#### Entries provided
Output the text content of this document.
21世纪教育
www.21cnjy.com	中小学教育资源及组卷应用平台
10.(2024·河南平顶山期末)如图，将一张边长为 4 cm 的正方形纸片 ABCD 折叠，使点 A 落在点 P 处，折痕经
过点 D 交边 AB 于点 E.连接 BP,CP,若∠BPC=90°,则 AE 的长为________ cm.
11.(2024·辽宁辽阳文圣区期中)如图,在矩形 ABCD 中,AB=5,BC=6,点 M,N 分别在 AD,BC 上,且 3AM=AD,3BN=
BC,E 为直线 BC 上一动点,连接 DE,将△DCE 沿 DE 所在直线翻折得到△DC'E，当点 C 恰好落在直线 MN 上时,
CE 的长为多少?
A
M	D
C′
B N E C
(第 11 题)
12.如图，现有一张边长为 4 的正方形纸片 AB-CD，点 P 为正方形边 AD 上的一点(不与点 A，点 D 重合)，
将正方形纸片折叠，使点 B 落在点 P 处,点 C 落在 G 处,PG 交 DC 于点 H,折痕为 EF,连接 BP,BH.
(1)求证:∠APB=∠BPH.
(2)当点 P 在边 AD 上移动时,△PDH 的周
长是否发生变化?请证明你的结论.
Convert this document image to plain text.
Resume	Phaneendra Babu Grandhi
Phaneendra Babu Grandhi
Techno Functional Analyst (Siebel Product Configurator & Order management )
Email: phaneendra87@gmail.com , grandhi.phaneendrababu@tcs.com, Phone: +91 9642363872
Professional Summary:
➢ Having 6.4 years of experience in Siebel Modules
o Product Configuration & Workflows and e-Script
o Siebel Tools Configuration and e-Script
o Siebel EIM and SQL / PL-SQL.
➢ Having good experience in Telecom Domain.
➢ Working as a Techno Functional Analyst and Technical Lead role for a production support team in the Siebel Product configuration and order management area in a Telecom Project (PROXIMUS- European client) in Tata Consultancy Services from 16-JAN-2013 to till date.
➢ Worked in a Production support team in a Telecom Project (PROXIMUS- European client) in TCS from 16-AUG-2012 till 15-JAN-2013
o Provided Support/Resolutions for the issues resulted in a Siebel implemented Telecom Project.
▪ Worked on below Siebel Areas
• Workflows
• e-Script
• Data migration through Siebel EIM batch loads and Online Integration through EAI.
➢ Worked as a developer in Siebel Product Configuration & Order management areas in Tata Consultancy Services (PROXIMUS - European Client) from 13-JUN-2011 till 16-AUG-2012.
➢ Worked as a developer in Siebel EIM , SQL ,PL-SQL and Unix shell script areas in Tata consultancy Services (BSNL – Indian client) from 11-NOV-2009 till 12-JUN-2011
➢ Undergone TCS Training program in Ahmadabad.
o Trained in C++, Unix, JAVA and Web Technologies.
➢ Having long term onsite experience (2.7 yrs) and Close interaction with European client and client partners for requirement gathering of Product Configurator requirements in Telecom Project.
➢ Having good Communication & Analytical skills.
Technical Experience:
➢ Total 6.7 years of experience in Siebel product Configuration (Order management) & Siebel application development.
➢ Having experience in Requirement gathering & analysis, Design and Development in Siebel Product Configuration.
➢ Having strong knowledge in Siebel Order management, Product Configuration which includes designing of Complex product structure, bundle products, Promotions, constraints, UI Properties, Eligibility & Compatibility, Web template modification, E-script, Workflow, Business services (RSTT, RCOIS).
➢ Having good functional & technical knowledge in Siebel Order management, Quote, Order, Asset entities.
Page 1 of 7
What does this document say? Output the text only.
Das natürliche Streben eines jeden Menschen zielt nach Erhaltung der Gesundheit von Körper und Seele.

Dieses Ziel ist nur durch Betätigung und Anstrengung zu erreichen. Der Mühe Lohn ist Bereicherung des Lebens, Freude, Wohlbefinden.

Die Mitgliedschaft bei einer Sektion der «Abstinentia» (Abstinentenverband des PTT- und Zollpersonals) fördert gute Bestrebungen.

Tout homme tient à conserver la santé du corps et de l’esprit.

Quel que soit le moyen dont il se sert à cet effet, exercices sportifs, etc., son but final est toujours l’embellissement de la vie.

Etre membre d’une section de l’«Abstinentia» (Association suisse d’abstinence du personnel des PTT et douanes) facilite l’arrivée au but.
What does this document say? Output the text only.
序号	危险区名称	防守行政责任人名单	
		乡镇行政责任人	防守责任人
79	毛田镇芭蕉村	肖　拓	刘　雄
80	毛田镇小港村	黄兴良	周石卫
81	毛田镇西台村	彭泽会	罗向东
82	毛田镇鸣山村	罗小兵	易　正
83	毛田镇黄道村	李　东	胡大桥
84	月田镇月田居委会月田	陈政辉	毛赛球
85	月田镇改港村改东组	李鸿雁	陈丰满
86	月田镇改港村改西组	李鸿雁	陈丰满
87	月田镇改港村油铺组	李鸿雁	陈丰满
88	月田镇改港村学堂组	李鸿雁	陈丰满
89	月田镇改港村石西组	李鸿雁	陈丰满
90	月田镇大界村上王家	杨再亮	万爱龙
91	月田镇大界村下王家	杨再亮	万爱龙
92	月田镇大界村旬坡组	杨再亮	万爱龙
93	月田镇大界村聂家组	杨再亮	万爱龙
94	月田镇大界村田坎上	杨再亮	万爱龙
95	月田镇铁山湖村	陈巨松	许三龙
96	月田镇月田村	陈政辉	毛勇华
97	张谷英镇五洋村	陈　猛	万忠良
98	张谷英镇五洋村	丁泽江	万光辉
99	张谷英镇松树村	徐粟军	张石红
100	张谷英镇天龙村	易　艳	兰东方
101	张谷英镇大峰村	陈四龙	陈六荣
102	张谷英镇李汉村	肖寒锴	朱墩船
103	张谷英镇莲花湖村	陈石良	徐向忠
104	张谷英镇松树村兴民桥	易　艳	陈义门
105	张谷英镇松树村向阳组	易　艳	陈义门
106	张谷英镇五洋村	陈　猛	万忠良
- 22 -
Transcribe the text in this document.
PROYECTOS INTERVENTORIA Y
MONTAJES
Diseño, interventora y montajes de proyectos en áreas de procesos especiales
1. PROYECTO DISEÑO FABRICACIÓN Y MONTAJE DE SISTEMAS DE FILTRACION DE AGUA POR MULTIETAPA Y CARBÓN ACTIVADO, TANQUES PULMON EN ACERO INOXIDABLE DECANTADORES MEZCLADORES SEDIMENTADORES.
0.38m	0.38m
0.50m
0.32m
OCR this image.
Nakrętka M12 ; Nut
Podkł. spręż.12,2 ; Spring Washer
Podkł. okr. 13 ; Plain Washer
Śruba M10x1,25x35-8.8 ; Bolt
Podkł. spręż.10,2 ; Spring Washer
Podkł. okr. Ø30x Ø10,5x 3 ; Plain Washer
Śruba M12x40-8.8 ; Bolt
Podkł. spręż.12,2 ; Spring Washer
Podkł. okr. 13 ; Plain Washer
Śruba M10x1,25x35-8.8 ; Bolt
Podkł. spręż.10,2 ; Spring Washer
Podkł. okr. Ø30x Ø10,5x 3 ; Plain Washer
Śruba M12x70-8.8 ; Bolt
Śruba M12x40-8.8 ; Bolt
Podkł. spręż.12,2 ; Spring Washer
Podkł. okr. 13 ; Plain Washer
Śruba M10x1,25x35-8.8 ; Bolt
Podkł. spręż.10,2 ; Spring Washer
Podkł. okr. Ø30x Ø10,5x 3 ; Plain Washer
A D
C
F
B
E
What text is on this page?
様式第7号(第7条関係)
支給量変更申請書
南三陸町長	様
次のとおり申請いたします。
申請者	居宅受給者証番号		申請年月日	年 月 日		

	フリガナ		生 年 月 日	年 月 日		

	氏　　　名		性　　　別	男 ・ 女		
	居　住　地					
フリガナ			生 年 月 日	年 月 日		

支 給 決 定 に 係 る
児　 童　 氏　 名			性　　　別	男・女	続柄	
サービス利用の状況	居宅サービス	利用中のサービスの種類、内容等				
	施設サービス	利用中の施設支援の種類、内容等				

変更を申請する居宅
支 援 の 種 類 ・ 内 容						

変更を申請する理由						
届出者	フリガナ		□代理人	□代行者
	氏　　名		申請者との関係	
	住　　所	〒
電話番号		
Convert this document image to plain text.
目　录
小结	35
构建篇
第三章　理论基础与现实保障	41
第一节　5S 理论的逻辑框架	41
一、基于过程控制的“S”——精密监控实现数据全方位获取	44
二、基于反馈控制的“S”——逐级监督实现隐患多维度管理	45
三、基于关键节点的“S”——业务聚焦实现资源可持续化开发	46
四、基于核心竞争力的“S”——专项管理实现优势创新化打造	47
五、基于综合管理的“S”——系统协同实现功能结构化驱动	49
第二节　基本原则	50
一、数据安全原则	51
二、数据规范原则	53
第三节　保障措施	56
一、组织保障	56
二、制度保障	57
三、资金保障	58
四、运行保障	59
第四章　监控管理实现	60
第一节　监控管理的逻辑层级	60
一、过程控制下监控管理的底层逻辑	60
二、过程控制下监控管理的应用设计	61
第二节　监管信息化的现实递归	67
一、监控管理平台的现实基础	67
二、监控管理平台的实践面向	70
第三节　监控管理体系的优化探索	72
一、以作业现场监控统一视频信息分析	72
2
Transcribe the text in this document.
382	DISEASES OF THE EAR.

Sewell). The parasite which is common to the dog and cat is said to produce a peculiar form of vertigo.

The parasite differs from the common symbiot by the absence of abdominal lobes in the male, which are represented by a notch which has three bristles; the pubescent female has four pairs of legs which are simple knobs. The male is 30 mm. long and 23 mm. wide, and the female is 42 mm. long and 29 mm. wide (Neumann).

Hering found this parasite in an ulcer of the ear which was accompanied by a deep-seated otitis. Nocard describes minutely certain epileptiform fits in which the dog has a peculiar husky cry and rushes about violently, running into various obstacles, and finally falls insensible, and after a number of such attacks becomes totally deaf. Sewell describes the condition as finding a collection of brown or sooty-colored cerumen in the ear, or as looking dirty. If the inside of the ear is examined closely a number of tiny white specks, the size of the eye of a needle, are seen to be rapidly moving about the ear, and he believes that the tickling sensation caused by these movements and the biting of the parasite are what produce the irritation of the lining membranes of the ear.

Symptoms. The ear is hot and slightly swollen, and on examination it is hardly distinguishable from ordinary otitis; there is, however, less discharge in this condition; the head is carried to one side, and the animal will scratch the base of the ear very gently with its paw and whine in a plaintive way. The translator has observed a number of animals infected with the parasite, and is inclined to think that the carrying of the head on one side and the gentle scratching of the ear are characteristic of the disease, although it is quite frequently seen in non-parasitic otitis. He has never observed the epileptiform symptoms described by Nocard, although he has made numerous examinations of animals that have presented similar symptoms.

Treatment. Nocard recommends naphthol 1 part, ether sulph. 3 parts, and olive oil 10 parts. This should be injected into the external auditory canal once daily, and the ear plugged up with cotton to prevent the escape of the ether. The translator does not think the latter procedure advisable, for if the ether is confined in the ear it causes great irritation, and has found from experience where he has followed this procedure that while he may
########
From the data, list each line in which the string "的正方形纸片" appears.

10.(2024·河南平顶山期末)如图，将一张边长为 4 cm 的正方形纸片 ABCD 折叠，使点 A 落在点 P 处，折痕经
12.如图，现有一张边长为 4 的正方形纸片 AB-CD，点 P 为正方形边 AD 上的一点(不与点 A，点 D 重合)，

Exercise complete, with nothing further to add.